WRITTEN EXERCISE
Using the data beneath, show every line that includes the word "tools".

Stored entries
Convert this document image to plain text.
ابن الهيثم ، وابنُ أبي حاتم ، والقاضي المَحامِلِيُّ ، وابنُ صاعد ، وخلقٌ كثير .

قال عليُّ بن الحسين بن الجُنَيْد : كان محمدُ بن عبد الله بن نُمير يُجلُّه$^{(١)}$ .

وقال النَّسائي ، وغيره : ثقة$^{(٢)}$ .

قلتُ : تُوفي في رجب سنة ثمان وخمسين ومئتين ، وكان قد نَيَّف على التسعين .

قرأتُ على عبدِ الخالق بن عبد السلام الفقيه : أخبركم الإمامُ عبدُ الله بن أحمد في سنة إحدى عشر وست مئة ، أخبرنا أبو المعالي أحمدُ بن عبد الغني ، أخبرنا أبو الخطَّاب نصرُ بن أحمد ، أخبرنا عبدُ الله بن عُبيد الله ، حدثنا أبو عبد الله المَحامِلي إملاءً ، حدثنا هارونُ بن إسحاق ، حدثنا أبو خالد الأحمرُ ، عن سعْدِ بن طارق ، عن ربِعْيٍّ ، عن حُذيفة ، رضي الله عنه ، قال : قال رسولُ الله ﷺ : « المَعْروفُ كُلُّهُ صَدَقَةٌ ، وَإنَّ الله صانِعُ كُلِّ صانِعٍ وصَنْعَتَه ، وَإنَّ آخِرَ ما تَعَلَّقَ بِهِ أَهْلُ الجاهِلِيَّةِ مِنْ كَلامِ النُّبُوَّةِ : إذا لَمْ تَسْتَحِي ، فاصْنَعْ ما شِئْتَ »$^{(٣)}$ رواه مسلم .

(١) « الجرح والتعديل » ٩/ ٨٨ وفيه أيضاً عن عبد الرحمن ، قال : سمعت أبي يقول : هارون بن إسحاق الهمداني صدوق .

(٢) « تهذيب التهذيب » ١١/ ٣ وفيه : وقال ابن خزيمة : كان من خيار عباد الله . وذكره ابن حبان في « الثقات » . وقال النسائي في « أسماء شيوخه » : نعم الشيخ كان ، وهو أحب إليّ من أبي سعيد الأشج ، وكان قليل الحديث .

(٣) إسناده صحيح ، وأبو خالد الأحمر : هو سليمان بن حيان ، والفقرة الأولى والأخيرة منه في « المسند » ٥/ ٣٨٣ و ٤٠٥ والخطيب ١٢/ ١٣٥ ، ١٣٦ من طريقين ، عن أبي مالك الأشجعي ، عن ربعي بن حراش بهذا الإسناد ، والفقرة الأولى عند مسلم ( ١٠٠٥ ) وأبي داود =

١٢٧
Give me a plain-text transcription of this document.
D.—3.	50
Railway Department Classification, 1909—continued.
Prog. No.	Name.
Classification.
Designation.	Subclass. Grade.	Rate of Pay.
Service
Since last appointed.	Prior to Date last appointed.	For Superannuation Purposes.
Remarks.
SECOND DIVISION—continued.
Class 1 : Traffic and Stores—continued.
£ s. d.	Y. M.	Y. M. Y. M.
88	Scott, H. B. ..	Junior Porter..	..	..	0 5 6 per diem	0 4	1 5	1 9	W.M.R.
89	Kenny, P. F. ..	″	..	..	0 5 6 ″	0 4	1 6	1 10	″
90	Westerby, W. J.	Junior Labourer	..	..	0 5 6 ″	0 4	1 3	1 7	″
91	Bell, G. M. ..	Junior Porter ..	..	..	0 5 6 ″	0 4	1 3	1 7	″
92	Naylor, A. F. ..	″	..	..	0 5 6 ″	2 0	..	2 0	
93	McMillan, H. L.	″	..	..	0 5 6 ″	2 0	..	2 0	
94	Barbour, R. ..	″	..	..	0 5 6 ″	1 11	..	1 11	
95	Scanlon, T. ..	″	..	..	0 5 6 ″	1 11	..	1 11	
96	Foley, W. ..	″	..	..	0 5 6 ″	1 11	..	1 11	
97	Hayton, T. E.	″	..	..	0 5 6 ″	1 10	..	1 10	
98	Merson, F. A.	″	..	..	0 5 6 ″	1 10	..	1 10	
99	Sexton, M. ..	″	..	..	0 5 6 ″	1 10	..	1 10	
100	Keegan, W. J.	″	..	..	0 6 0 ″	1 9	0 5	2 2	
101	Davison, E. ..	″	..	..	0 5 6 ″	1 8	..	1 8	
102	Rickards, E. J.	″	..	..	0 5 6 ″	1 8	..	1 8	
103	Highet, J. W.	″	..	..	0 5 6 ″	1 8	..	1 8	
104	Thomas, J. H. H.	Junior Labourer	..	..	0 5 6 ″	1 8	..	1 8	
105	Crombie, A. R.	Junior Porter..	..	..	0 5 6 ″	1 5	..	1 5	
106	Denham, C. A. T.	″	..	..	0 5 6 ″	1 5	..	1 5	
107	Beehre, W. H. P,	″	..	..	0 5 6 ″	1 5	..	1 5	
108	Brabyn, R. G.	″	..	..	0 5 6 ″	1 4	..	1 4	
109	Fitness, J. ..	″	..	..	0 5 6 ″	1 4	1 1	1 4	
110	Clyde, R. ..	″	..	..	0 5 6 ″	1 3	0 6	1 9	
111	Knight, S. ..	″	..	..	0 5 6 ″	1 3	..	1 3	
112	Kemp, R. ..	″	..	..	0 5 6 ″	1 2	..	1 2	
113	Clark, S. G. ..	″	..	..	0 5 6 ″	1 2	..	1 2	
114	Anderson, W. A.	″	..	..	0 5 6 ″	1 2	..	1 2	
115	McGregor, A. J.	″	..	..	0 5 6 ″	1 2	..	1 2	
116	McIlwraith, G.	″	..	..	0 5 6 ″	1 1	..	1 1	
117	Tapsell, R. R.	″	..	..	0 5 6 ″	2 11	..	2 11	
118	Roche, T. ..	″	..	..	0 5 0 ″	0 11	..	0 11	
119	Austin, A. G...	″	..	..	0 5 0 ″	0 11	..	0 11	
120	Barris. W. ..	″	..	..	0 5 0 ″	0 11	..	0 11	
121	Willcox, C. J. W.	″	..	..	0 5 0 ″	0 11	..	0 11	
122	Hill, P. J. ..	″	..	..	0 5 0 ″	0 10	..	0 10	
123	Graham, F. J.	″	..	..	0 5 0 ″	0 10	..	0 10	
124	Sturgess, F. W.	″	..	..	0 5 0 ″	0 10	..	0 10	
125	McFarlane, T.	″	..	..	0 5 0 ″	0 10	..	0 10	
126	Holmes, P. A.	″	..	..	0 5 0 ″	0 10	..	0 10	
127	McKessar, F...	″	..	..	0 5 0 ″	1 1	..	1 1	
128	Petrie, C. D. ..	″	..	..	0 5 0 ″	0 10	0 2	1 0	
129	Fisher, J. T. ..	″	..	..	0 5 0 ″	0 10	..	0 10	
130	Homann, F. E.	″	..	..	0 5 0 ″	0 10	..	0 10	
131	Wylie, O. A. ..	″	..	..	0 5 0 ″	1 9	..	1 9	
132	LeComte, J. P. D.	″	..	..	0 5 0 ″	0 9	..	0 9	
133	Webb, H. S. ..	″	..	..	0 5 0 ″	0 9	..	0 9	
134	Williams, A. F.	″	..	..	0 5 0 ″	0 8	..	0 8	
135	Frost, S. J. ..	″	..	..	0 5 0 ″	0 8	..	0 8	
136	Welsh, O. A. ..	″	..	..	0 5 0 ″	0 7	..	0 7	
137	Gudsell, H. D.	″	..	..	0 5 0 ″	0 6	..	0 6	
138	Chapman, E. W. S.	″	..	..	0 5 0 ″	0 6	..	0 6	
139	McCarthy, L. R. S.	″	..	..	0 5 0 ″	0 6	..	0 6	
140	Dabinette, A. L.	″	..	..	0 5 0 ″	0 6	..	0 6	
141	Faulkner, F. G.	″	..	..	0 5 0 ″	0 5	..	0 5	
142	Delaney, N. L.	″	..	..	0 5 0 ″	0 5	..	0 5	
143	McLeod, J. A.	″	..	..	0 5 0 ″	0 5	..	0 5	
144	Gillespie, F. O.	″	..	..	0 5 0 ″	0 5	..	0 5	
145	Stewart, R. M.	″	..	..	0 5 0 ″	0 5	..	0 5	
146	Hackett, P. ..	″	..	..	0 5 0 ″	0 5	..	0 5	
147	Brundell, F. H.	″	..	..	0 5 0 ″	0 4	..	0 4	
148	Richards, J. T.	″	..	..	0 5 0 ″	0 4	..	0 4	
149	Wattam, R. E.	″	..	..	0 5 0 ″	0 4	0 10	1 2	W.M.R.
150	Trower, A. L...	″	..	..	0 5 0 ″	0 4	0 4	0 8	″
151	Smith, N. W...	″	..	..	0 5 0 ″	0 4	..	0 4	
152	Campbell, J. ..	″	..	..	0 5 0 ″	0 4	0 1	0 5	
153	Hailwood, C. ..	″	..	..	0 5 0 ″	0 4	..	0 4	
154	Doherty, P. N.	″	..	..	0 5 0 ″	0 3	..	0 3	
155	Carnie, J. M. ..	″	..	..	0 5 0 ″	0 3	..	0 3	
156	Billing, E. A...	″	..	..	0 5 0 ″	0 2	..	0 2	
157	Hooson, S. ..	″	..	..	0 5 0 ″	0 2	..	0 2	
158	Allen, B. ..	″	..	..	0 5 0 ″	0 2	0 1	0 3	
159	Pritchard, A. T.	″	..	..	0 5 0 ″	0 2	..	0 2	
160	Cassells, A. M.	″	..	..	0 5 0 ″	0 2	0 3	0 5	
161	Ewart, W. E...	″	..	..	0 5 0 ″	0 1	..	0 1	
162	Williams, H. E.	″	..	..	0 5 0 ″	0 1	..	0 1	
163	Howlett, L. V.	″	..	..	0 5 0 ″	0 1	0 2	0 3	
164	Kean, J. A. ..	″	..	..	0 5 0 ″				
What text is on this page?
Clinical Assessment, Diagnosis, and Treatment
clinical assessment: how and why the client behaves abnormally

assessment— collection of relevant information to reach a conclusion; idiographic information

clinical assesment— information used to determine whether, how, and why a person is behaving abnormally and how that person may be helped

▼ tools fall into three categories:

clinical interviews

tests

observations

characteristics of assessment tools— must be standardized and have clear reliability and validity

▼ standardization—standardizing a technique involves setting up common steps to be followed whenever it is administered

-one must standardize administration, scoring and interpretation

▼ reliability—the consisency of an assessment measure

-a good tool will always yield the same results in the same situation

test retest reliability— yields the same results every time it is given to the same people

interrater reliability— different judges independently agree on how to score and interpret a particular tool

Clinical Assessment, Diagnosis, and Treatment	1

EXERCISE ANSWER
▼ tools fall into three categories:
characteristics of assessment tools— must be standardized and have clear reliability and validity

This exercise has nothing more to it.